§ **Task to complete**:
Copy out all the lines in the records that include the word "grid".

· · · · ·

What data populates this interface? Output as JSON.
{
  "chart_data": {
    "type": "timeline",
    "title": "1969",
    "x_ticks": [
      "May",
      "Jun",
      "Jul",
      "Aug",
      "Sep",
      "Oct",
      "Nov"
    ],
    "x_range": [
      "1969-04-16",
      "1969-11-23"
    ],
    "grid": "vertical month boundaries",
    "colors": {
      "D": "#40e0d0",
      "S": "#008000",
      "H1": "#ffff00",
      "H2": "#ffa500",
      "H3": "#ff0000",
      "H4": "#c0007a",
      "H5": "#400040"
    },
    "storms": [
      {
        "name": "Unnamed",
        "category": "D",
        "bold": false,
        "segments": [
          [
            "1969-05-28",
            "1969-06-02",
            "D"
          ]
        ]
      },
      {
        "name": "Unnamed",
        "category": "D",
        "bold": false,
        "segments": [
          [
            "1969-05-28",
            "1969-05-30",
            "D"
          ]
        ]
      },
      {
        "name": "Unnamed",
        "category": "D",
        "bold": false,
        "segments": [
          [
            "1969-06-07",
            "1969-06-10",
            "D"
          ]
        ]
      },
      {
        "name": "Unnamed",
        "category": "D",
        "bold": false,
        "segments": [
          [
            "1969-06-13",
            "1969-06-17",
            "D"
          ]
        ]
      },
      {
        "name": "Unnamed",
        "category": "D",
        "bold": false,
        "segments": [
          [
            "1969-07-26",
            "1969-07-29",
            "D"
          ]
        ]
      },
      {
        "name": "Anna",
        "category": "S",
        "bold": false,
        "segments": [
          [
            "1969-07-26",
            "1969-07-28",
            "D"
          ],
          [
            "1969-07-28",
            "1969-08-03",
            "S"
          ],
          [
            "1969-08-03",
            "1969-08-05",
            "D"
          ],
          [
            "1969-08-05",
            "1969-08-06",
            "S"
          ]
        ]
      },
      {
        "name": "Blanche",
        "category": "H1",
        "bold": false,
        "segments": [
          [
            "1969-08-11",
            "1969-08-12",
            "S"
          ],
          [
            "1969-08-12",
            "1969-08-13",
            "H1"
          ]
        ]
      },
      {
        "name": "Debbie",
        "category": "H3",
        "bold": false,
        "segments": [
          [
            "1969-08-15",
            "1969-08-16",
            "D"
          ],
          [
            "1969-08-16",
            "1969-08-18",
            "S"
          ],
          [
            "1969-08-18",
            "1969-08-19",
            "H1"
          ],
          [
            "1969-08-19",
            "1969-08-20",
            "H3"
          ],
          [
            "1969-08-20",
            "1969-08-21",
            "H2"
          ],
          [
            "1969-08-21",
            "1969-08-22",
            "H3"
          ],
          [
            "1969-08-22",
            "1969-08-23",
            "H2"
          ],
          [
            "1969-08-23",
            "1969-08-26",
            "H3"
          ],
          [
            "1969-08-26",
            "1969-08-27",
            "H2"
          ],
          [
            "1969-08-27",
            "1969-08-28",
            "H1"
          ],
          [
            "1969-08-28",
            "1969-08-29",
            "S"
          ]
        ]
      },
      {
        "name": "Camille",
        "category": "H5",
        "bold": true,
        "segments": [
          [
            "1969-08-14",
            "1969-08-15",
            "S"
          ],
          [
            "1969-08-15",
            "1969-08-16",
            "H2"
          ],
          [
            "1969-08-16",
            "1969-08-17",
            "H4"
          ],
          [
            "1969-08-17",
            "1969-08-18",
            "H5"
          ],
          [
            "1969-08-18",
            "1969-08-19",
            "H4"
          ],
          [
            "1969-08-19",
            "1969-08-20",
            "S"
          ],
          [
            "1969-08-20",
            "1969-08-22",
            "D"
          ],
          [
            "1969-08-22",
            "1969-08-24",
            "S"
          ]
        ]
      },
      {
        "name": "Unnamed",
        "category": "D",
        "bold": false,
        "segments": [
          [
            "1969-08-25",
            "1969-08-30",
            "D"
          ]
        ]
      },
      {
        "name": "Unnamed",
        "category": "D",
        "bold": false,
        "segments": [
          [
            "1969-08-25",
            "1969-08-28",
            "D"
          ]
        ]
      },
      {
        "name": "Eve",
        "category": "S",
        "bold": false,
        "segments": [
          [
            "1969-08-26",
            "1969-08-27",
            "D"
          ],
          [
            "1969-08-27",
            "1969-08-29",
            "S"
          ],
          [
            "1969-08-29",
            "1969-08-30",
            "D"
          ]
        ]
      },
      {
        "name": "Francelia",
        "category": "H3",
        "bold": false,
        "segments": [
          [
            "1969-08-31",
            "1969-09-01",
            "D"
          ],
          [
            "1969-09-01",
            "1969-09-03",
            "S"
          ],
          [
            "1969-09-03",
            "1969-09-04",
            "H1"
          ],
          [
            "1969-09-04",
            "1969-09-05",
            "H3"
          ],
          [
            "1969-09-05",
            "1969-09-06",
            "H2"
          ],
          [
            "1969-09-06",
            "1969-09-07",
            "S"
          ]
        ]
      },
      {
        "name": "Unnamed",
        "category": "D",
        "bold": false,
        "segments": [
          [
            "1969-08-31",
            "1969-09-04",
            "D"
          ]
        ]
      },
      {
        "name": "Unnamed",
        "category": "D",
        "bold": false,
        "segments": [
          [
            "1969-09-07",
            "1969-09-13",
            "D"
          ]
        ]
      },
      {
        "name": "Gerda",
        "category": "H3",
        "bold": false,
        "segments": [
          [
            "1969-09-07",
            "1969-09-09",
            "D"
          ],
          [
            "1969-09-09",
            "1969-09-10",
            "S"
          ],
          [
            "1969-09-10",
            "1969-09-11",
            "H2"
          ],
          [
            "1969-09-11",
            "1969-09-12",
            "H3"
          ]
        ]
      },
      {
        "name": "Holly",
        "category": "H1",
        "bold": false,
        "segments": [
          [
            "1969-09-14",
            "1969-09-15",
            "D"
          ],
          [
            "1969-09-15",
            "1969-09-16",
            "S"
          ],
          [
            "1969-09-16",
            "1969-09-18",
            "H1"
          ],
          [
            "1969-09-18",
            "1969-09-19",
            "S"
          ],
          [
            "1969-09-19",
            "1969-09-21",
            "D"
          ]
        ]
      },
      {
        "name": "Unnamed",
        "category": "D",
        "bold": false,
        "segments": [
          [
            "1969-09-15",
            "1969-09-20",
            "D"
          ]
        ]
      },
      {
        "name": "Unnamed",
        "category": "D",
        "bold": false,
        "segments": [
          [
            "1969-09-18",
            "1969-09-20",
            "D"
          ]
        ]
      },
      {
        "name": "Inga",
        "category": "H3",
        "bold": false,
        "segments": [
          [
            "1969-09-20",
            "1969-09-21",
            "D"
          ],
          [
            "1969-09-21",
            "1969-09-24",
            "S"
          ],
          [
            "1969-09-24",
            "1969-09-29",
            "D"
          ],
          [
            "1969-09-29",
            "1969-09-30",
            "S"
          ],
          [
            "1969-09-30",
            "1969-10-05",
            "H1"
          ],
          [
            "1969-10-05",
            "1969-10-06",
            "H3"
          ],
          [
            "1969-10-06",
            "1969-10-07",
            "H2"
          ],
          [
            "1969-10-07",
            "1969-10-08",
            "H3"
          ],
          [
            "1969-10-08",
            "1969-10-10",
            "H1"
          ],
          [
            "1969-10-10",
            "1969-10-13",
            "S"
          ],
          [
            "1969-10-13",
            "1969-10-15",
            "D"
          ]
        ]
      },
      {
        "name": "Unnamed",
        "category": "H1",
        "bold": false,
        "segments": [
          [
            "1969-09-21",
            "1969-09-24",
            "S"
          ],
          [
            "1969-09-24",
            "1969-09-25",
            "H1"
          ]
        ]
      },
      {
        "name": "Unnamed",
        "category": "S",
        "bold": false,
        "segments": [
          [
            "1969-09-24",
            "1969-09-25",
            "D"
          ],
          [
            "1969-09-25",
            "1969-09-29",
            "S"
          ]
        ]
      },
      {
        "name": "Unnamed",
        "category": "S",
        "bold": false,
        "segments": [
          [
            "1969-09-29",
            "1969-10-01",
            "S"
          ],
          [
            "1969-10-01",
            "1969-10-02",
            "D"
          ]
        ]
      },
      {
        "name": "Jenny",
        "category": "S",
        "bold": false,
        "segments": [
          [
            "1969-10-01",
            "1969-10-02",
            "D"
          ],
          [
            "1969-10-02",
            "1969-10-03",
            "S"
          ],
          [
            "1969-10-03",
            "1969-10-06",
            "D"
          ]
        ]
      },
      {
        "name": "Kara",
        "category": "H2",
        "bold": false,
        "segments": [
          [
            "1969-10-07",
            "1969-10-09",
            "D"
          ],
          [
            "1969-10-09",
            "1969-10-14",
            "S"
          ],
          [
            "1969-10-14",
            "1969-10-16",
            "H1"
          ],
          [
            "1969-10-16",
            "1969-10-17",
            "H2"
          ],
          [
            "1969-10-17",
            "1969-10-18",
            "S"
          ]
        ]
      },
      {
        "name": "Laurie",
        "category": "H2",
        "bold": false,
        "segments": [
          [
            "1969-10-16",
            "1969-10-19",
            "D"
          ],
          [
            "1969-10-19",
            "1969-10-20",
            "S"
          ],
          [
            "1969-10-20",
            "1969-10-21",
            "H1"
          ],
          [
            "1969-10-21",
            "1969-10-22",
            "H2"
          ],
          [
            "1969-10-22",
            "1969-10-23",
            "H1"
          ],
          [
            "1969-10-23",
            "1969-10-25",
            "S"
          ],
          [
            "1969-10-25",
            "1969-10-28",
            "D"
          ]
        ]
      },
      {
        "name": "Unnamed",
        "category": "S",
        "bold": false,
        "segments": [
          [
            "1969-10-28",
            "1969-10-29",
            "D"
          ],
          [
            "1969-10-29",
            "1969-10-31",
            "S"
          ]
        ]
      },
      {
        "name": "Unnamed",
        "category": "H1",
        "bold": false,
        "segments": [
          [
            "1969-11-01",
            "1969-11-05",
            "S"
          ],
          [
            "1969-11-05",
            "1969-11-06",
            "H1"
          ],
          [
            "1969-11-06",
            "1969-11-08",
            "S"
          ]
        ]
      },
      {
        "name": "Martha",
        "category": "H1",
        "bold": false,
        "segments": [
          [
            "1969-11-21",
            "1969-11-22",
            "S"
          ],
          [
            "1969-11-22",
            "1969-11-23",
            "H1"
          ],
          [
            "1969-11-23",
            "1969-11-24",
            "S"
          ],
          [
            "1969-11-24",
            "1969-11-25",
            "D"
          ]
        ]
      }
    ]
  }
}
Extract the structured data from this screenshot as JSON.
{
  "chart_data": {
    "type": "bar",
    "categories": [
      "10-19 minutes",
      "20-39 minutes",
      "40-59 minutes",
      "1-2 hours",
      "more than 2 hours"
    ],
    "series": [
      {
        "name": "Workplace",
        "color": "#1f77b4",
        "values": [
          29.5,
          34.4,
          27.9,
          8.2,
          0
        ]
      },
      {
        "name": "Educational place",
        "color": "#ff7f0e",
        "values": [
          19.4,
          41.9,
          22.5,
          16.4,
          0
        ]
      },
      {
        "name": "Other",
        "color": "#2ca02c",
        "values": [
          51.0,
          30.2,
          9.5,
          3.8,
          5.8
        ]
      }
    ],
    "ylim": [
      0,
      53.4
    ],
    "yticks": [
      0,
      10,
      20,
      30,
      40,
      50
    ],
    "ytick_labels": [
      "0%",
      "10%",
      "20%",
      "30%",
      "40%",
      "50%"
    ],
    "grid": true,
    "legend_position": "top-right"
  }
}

· · · · ·

§ **Correct answer**:
    "grid": "vertical month boundaries",
    "grid": true,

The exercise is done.